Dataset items
+===+
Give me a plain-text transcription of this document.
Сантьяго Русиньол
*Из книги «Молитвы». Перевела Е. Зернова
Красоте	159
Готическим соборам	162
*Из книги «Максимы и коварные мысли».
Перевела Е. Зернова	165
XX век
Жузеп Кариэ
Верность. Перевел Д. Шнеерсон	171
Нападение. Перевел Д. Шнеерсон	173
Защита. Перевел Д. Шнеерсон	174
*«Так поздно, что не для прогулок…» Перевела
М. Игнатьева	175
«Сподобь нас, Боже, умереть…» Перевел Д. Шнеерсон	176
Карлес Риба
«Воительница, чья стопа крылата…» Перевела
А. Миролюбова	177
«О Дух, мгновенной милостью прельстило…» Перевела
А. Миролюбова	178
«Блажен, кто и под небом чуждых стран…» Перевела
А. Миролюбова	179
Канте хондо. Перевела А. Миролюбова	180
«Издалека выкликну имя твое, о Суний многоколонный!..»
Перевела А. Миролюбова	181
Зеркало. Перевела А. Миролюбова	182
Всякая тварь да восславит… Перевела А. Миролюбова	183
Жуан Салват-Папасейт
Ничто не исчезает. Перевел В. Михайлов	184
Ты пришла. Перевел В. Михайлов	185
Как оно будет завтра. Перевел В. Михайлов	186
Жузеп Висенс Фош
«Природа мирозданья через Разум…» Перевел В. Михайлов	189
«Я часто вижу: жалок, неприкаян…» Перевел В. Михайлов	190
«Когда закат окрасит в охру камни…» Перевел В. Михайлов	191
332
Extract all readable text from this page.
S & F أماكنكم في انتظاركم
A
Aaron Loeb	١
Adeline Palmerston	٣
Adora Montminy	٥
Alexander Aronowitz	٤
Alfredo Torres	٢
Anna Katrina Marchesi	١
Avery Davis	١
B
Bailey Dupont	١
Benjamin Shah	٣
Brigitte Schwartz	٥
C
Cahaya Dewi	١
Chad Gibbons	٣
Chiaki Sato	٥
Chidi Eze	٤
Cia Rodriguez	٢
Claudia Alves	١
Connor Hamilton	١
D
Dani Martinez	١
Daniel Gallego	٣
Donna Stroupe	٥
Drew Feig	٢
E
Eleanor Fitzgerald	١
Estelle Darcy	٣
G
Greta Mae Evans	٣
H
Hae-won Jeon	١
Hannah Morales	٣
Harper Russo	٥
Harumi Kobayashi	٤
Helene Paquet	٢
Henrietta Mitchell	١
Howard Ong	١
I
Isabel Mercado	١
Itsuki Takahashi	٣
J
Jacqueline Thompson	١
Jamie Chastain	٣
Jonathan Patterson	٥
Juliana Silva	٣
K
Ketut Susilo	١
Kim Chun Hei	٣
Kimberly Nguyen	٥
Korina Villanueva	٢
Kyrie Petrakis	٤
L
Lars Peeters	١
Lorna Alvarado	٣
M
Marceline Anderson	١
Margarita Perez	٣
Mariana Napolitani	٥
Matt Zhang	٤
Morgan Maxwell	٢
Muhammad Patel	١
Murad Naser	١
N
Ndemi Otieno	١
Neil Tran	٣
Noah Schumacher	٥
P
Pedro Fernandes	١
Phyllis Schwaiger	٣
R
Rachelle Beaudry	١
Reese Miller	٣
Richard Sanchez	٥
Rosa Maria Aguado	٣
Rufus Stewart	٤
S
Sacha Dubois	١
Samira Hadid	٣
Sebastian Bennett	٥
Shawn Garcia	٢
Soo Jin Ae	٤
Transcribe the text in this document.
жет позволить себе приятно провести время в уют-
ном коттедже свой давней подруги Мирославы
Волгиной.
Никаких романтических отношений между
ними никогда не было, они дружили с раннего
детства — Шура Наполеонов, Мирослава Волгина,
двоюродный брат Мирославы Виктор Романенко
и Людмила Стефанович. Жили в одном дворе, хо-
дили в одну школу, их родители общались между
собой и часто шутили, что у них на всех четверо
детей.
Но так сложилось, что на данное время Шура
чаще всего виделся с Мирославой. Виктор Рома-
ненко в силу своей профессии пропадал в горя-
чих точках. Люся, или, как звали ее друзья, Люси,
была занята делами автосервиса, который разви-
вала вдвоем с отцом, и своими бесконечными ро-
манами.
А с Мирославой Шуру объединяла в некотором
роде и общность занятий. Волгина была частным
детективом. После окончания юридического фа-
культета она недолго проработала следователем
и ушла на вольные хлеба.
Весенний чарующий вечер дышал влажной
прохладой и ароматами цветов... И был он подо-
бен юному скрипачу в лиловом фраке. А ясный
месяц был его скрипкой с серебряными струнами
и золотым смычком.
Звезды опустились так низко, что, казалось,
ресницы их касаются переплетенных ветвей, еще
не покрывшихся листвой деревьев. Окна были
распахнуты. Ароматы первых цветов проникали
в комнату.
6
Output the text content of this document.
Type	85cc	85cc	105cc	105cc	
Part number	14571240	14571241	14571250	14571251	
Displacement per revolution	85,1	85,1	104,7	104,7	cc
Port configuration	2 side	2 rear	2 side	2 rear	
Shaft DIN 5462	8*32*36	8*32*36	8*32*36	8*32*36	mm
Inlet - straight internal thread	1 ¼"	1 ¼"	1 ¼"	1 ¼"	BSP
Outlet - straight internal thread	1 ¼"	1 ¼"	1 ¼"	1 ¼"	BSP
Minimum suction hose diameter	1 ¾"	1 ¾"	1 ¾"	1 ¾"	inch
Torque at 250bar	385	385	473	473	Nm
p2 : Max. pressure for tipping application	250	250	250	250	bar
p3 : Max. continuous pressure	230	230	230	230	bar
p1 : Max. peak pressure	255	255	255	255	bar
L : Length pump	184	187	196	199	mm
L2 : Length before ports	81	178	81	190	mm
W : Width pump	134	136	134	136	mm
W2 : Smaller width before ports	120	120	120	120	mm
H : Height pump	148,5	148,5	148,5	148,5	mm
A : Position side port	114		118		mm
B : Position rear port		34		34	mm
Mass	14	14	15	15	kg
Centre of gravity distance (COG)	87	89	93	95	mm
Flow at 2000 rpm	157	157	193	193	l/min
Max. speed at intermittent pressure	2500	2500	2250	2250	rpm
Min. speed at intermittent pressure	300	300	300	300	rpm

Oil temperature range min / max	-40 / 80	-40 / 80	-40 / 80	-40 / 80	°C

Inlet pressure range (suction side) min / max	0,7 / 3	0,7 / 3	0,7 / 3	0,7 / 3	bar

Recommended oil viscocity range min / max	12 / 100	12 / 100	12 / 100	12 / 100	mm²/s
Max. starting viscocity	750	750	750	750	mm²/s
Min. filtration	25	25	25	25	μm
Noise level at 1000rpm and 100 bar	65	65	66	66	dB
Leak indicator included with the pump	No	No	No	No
+===+
Copy out the whole listing exactly as written.

Give me a plain-text transcription of this document.
Сантьяго Русиньол
*Из книги «Молитвы». Перевела Е. Зернова
Красоте	159
Готическим соборам	162
*Из книги «Максимы и коварные мысли».
Перевела Е. Зернова	165
XX век
Жузеп Кариэ
Верность. Перевел Д. Шнеерсон	171
Нападение. Перевел Д. Шнеерсон	173
Защита. Перевел Д. Шнеерсон	174
*«Так поздно, что не для прогулок…» Перевела
М. Игнатьева	175
«Сподобь нас, Боже, умереть…» Перевел Д. Шнеерсон	176
Карлес Риба
«Воительница, чья стопа крылата…» Перевела
А. Миролюбова	177
«О Дух, мгновенной милостью прельстило…» Перевела
А. Миролюбова	178
«Блажен, кто и под небом чуждых стран…» Перевела
А. Миролюбова	179
Канте хондо. Перевела А. Миролюбова	180
«Издалека выкликну имя твое, о Суний многоколонный!..»
Перевела А. Миролюбова	181
Зеркало. Перевела А. Миролюбова	182
Всякая тварь да восславит… Перевела А. Миролюбова	183
Жуан Салват-Папасейт
Ничто не исчезает. Перевел В. Михайлов	184
Ты пришла. Перевел В. Михайлов	185
Как оно будет завтра. Перевел В. Михайлов	186
Жузеп Висенс Фош
«Природа мирозданья через Разум…» Перевел В. Михайлов	189
«Я часто вижу: жалок, неприкаян…» Перевел В. Михайлов	190
«Когда закат окрасит в охру камни…» Перевел В. Михайлов	191
332
Extract all readable text from this page.
S & F أماكنكم في انتظاركم
A
Aaron Loeb	١
Adeline Palmerston	٣
Adora Montminy	٥
Alexander Aronowitz	٤
Alfredo Torres	٢
Anna Katrina Marchesi	١
Avery Davis	١
B
Bailey Dupont	١
Benjamin Shah	٣
Brigitte Schwartz	٥
C
Cahaya Dewi	١
Chad Gibbons	٣
Chiaki Sato	٥
Chidi Eze	٤
Cia Rodriguez	٢
Claudia Alves	١
Connor Hamilton	١
D
Dani Martinez	١
Daniel Gallego	٣
Donna Stroupe	٥
Drew Feig	٢
E
Eleanor Fitzgerald	١
Estelle Darcy	٣
G
Greta Mae Evans	٣
H
Hae-won Jeon	١
Hannah Morales	٣
Harper Russo	٥
Harumi Kobayashi	٤
Helene Paquet	٢
Henrietta Mitchell	١
Howard Ong	١
I
Isabel Mercado	١
Itsuki Takahashi	٣
J
Jacqueline Thompson	١
Jamie Chastain	٣
Jonathan Patterson	٥
Juliana Silva	٣
K
Ketut Susilo	١
Kim Chun Hei	٣
Kimberly Nguyen	٥
Korina Villanueva	٢
Kyrie Petrakis	٤
L
Lars Peeters	١
Lorna Alvarado	٣
M
Marceline Anderson	١
Margarita Perez	٣
Mariana Napolitani	٥
Matt Zhang	٤
Morgan Maxwell	٢
Muhammad Patel	١
Murad Naser	١
N
Ndemi Otieno	١
Neil Tran	٣
Noah Schumacher	٥
P
Pedro Fernandes	١
Phyllis Schwaiger	٣
R
Rachelle Beaudry	١
Reese Miller	٣
Richard Sanchez	٥
Rosa Maria Aguado	٣
Rufus Stewart	٤
S
Sacha Dubois	١
Samira Hadid	٣
Sebastian Bennett	٥
Shawn Garcia	٢
Soo Jin Ae	٤
Transcribe the text in this document.
жет позволить себе приятно провести время в уют-
ном коттедже свой давней подруги Мирославы
Волгиной.
Никаких романтических отношений между
ними никогда не было, они дружили с раннего
детства — Шура Наполеонов, Мирослава Волгина,
двоюродный брат Мирославы Виктор Романенко
и Людмила Стефанович. Жили в одном дворе, хо-
дили в одну школу, их родители общались между
собой и часто шутили, что у них на всех четверо
детей.
Но так сложилось, что на данное время Шура
чаще всего виделся с Мирославой. Виктор Рома-
ненко в силу своей профессии пропадал в горя-
чих точках. Люся, или, как звали ее друзья, Люси,
была занята делами автосервиса, который разви-
вала вдвоем с отцом, и своими бесконечными ро-
манами.
А с Мирославой Шуру объединяла в некотором
роде и общность занятий. Волгина была частным
детективом. После окончания юридического фа-
культета она недолго проработала следователем
и ушла на вольные хлеба.
Весенний чарующий вечер дышал влажной
прохладой и ароматами цветов... И был он подо-
бен юному скрипачу в лиловом фраке. А ясный
месяц был его скрипкой с серебряными струнами
и золотым смычком.
Звезды опустились так низко, что, казалось,
ресницы их касаются переплетенных ветвей, еще
не покрывшихся листвой деревьев. Окна были
распахнуты. Ароматы первых цветов проникали
в комнату.
6
Output the text content of this document.
Type	85cc	85cc	105cc	105cc	
Part number	14571240	14571241	14571250	14571251	
Displacement per revolution	85,1	85,1	104,7	104,7	cc
Port configuration	2 side	2 rear	2 side	2 rear	
Shaft DIN 5462	8*32*36	8*32*36	8*32*36	8*32*36	mm
Inlet - straight internal thread	1 ¼"	1 ¼"	1 ¼"	1 ¼"	BSP
Outlet - straight internal thread	1 ¼"	1 ¼"	1 ¼"	1 ¼"	BSP
Minimum suction hose diameter	1 ¾"	1 ¾"	1 ¾"	1 ¾"	inch
Torque at 250bar	385	385	473	473	Nm
p2 : Max. pressure for tipping application	250	250	250	250	bar
p3 : Max. continuous pressure	230	230	230	230	bar
p1 : Max. peak pressure	255	255	255	255	bar
L : Length pump	184	187	196	199	mm
L2 : Length before ports	81	178	81	190	mm
W : Width pump	134	136	134	136	mm
W2 : Smaller width before ports	120	120	120	120	mm
H : Height pump	148,5	148,5	148,5	148,5	mm
A : Position side port	114		118		mm
B : Position rear port		34		34	mm
Mass	14	14	15	15	kg
Centre of gravity distance (COG)	87	89	93	95	mm
Flow at 2000 rpm	157	157	193	193	l/min
Max. speed at intermittent pressure	2500	2500	2250	2250	rpm
Min. speed at intermittent pressure	300	300	300	300	rpm

Oil temperature range min / max	-40 / 80	-40 / 80	-40 / 80	-40 / 80	°C

Inlet pressure range (suction side) min / max	0,7 / 3	0,7 / 3	0,7 / 3	0,7 / 3	bar

Recommended oil viscocity range min / max	12 / 100	12 / 100	12 / 100	12 / 100	mm²/s
Max. starting viscocity	750	750	750	750	mm²/s
Min. filtration	25	25	25	25	μm
Noise level at 1000rpm and 100 bar	65	65	66	66	dB
Leak indicator included with the pump	No	No	No	No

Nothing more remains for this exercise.